Short task:
Copy out each line exactly as it appears.

-- begin Source data --

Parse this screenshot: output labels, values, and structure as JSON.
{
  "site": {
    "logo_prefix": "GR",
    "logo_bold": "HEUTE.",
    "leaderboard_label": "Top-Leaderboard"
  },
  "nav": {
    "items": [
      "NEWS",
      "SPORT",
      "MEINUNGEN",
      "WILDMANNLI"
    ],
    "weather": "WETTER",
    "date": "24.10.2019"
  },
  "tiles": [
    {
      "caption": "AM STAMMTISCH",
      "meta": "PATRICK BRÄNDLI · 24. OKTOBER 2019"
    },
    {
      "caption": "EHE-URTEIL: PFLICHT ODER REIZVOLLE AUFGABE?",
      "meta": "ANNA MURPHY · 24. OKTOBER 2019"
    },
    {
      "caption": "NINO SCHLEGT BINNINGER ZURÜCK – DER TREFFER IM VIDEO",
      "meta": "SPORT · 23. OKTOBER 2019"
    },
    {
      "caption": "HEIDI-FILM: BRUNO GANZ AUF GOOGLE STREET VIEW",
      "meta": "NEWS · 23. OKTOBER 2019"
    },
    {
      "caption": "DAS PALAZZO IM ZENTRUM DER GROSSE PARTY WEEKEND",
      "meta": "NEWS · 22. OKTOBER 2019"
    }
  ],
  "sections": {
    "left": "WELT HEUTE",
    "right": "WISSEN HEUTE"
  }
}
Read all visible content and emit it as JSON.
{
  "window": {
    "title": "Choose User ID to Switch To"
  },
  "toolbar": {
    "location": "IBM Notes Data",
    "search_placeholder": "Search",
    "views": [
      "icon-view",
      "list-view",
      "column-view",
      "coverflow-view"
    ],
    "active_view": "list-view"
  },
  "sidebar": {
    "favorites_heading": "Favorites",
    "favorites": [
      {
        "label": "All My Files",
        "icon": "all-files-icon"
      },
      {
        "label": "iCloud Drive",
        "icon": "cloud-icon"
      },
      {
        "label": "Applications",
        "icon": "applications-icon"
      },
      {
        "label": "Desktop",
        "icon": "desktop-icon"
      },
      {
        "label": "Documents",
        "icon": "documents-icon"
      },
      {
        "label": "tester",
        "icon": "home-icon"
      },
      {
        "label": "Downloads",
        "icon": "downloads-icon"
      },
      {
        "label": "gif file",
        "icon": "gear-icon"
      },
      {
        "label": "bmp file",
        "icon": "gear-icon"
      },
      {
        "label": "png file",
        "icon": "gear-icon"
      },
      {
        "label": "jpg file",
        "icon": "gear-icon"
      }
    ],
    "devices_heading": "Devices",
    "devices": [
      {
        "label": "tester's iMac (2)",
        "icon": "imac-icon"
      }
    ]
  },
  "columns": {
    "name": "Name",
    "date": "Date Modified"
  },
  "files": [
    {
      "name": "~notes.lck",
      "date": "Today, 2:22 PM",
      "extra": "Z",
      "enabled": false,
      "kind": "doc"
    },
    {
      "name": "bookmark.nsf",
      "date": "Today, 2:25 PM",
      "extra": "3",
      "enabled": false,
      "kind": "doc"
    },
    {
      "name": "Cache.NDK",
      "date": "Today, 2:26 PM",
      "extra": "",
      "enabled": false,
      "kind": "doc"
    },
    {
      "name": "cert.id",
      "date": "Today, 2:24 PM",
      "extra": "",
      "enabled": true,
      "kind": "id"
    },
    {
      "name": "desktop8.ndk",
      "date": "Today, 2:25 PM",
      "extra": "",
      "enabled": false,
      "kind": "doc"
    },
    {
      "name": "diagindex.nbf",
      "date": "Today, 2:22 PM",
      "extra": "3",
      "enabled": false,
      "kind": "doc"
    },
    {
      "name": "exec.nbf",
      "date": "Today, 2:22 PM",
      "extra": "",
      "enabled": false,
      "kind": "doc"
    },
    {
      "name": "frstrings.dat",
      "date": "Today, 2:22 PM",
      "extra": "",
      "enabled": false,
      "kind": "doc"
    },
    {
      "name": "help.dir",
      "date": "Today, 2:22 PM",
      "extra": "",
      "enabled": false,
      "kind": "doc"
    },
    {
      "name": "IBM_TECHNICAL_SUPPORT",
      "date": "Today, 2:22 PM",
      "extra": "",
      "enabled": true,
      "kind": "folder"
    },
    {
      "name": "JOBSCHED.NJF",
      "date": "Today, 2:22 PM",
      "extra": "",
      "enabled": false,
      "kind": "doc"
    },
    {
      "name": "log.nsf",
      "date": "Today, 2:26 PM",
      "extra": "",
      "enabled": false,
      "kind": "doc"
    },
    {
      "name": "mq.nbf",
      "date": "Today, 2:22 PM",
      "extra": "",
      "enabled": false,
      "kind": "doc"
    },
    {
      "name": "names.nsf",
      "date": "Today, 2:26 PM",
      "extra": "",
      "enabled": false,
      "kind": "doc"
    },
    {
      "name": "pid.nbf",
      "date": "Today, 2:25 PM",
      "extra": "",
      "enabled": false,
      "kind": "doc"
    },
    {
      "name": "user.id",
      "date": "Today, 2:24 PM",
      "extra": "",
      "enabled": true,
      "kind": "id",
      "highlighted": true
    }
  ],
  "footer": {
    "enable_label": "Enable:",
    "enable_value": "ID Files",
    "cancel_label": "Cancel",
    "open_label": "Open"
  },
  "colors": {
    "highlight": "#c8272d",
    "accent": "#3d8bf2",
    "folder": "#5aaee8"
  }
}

-- end Source data --

Correct output:
Parse this screenshot: output labels, values, and structure as JSON.
{
  "site": {
    "logo_prefix": "GR",
    "logo_bold": "HEUTE.",
    "leaderboard_label": "Top-Leaderboard"
  },
  "nav": {
    "items": [
      "NEWS",
      "SPORT",
      "MEINUNGEN",
      "WILDMANNLI"
    ],
    "weather": "WETTER",
    "date": "24.10.2019"
  },
  "tiles": [
    {
      "caption": "AM STAMMTISCH",
      "meta": "PATRICK BRÄNDLI · 24. OKTOBER 2019"
    },
    {
      "caption": "EHE-URTEIL: PFLICHT ODER REIZVOLLE AUFGABE?",
      "meta": "ANNA MURPHY · 24. OKTOBER 2019"
    },
    {
      "caption": "NINO SCHLEGT BINNINGER ZURÜCK – DER TREFFER IM VIDEO",
      "meta": "SPORT · 23. OKTOBER 2019"
    },
    {
      "caption": "HEIDI-FILM: BRUNO GANZ AUF GOOGLE STREET VIEW",
      "meta": "NEWS · 23. OKTOBER 2019"
    },
    {
      "caption": "DAS PALAZZO IM ZENTRUM DER GROSSE PARTY WEEKEND",
      "meta": "NEWS · 22. OKTOBER 2019"
    }
  ],
  "sections": {
    "left": "WELT HEUTE",
    "right": "WISSEN HEUTE"
  }
}
Read all visible content and emit it as JSON.
{
  "window": {
    "title": "Choose User ID to Switch To"
  },
  "toolbar": {
    "location": "IBM Notes Data",
    "search_placeholder": "Search",
    "views": [
      "icon-view",
      "list-view",
      "column-view",
      "coverflow-view"
    ],
    "active_view": "list-view"
  },
  "sidebar": {
    "favorites_heading": "Favorites",
    "favorites": [
      {
        "label": "All My Files",
        "icon": "all-files-icon"
      },
      {
        "label": "iCloud Drive",
        "icon": "cloud-icon"
      },
      {
        "label": "Applications",
        "icon": "applications-icon"
      },
      {
        "label": "Desktop",
        "icon": "desktop-icon"
      },
      {
        "label": "Documents",
        "icon": "documents-icon"
      },
      {
        "label": "tester",
        "icon": "home-icon"
      },
      {
        "label": "Downloads",
        "icon": "downloads-icon"
      },
      {
        "label": "gif file",
        "icon": "gear-icon"
      },
      {
        "label": "bmp file",
        "icon": "gear-icon"
      },
      {
        "label": "png file",
        "icon": "gear-icon"
      },
      {
        "label": "jpg file",
        "icon": "gear-icon"
      }
    ],
    "devices_heading": "Devices",
    "devices": [
      {
        "label": "tester's iMac (2)",
        "icon": "imac-icon"
      }
    ]
  },
  "columns": {
    "name": "Name",
    "date": "Date Modified"
  },
  "files": [
    {
      "name": "~notes.lck",
      "date": "Today, 2:22 PM",
      "extra": "Z",
      "enabled": false,
      "kind": "doc"
    },
    {
      "name": "bookmark.nsf",
      "date": "Today, 2:25 PM",
      "extra": "3",
      "enabled": false,
      "kind": "doc"
    },
    {
      "name": "Cache.NDK",
      "date": "Today, 2:26 PM",
      "extra": "",
      "enabled": false,
      "kind": "doc"
    },
    {
      "name": "cert.id",
      "date": "Today, 2:24 PM",
      "extra": "",
      "enabled": true,
      "kind": "id"
    },
    {
      "name": "desktop8.ndk",
      "date": "Today, 2:25 PM",
      "extra": "",
      "enabled": false,
      "kind": "doc"
    },
    {
      "name": "diagindex.nbf",
      "date": "Today, 2:22 PM",
      "extra": "3",
      "enabled": false,
      "kind": "doc"
    },
    {
      "name": "exec.nbf",
      "date": "Today, 2:22 PM",
      "extra": "",
      "enabled": false,
      "kind": "doc"
    },
    {
      "name": "frstrings.dat",
      "date": "Today, 2:22 PM",
      "extra": "",
      "enabled": false,
      "kind": "doc"
    },
    {
      "name": "help.dir",
      "date": "Today, 2:22 PM",
      "extra": "",
      "enabled": false,
      "kind": "doc"
    },
    {
      "name": "IBM_TECHNICAL_SUPPORT",
      "date": "Today, 2:22 PM",
      "extra": "",
      "enabled": true,
      "kind": "folder"
    },
    {
      "name": "JOBSCHED.NJF",
      "date": "Today, 2:22 PM",
      "extra": "",
      "enabled": false,
      "kind": "doc"
    },
    {
      "name": "log.nsf",
      "date": "Today, 2:26 PM",
      "extra": "",
      "enabled": false,
      "kind": "doc"
    },
    {
      "name": "mq.nbf",
      "date": "Today, 2:22 PM",
      "extra": "",
      "enabled": false,
      "kind": "doc"
    },
    {
      "name": "names.nsf",
      "date": "Today, 2:26 PM",
      "extra": "",
      "enabled": false,
      "kind": "doc"
    },
    {
      "name": "pid.nbf",
      "date": "Today, 2:25 PM",
      "extra": "",
      "enabled": false,
      "kind": "doc"
    },
    {
      "name": "user.id",
      "date": "Today, 2:24 PM",
      "extra": "",
      "enabled": true,
      "kind": "id",
      "highlighted": true
    }
  ],
  "footer": {
    "enable_label": "Enable:",
    "enable_value": "ID Files",
    "cancel_label": "Cancel",
    "open_label": "Open"
  },
  "colors": {
    "highlight": "#c8272d",
    "accent": "#3d8bf2",
    "folder": "#5aaee8"
  }
}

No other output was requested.